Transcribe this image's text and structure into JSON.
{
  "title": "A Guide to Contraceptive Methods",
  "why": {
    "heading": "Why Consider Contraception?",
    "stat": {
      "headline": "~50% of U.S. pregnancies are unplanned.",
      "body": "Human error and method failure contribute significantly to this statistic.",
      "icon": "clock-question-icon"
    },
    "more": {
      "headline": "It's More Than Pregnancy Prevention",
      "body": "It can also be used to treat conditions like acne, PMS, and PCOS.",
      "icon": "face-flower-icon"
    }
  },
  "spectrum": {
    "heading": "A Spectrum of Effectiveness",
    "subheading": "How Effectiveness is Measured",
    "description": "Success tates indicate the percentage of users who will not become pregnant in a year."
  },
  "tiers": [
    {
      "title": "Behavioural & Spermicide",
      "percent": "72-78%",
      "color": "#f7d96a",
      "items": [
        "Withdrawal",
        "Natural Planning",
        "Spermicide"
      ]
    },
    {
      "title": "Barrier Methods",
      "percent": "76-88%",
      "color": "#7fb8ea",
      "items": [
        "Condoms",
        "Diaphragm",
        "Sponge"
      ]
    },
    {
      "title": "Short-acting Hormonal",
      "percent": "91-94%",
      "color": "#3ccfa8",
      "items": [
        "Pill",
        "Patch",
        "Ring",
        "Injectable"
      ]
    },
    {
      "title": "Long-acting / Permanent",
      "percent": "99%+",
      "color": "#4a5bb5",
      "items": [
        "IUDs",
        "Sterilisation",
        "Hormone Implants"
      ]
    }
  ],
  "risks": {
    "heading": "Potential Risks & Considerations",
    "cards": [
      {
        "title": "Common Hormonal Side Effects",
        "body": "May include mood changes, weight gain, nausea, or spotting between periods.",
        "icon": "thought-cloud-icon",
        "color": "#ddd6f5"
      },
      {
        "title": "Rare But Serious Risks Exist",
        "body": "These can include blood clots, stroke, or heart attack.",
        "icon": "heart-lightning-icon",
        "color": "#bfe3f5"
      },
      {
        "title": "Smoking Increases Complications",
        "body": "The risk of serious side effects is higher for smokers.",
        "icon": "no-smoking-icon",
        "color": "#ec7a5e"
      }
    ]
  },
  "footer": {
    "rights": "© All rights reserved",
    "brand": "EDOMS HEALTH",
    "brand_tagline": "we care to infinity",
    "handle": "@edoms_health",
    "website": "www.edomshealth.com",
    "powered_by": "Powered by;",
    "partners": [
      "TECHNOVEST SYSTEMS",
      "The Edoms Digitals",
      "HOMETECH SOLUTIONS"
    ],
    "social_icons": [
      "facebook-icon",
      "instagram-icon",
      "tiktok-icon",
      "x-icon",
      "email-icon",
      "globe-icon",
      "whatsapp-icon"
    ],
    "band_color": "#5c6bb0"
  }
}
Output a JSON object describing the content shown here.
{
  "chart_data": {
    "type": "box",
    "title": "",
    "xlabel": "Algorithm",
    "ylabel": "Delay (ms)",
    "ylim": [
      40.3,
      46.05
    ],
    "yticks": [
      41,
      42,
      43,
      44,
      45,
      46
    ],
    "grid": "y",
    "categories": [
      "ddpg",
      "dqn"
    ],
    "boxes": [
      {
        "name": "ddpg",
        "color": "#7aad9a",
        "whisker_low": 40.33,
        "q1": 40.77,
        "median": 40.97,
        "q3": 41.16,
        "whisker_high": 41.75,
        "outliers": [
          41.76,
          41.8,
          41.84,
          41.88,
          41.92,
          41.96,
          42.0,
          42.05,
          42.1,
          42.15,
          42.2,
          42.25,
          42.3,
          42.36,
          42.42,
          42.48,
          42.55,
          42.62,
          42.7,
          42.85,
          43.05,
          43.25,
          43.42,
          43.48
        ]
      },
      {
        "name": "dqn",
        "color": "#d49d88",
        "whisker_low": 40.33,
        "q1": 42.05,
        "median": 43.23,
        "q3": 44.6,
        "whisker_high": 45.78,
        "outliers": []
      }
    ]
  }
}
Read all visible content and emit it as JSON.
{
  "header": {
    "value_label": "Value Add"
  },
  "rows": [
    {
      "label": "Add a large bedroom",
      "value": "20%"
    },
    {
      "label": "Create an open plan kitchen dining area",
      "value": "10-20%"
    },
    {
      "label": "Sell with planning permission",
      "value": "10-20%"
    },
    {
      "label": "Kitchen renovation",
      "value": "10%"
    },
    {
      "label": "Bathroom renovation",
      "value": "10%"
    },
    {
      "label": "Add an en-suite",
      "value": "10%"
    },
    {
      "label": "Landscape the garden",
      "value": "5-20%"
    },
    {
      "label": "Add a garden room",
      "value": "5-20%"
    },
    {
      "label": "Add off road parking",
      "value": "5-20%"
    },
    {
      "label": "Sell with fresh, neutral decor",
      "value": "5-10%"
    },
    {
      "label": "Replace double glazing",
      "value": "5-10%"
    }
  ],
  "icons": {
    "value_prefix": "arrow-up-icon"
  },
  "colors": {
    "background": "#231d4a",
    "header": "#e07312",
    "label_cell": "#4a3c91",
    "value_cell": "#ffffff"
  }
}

--------------------------------------------------

* Problem details: Examine the listing and say how many of its lines contain the string "Sell". Give the number alone.

* Answer to this problem: 2